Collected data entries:
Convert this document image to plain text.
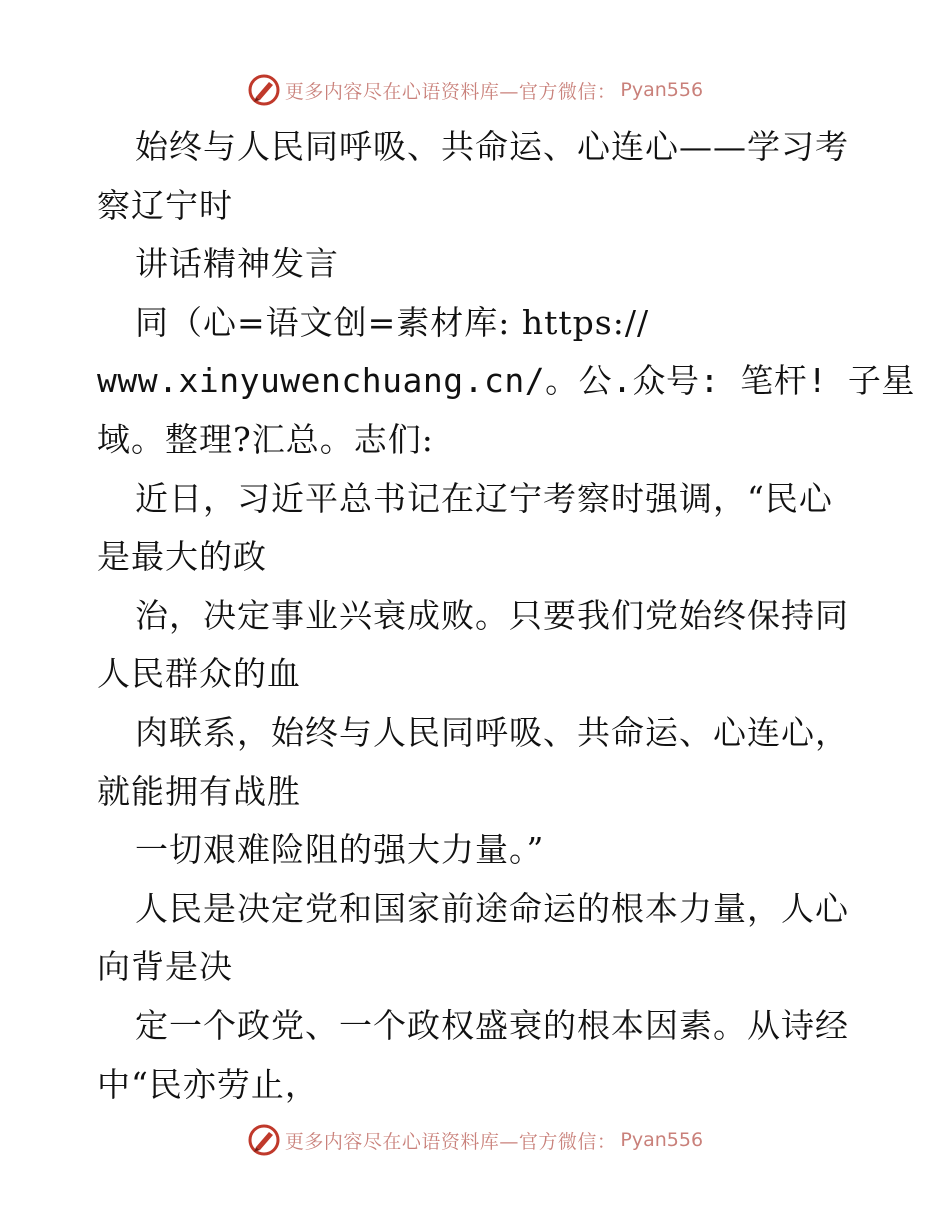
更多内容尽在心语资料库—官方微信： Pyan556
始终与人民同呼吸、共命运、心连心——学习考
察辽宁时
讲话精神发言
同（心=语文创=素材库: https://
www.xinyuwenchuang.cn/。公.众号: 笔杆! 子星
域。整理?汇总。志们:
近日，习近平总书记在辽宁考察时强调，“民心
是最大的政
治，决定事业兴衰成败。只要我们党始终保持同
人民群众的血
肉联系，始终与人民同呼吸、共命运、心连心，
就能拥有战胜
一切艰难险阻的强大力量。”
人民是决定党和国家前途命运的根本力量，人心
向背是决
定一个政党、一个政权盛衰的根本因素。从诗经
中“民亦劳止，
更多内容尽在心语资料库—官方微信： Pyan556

WORK REQUIRED: All the records need to be repeated exactly, with the images dropped.

OUTPUT BELOW:
Convert this document image to plain text.
更多内容尽在心语资料库—官方微信： Pyan556
始终与人民同呼吸、共命运、心连心——学习考
察辽宁时
讲话精神发言
同（心=语文创=素材库: https://
www.xinyuwenchuang.cn/。公.众号: 笔杆! 子星
域。整理?汇总。志们:
近日，习近平总书记在辽宁考察时强调，“民心
是最大的政
治，决定事业兴衰成败。只要我们党始终保持同
人民群众的血
肉联系，始终与人民同呼吸、共命运、心连心，
就能拥有战胜
一切艰难险阻的强大力量。”
人民是决定党和国家前途命运的根本力量，人心
向背是决
定一个政党、一个政权盛衰的根本因素。从诗经
中“民亦劳止，
更多内容尽在心语资料库—官方微信： Pyan556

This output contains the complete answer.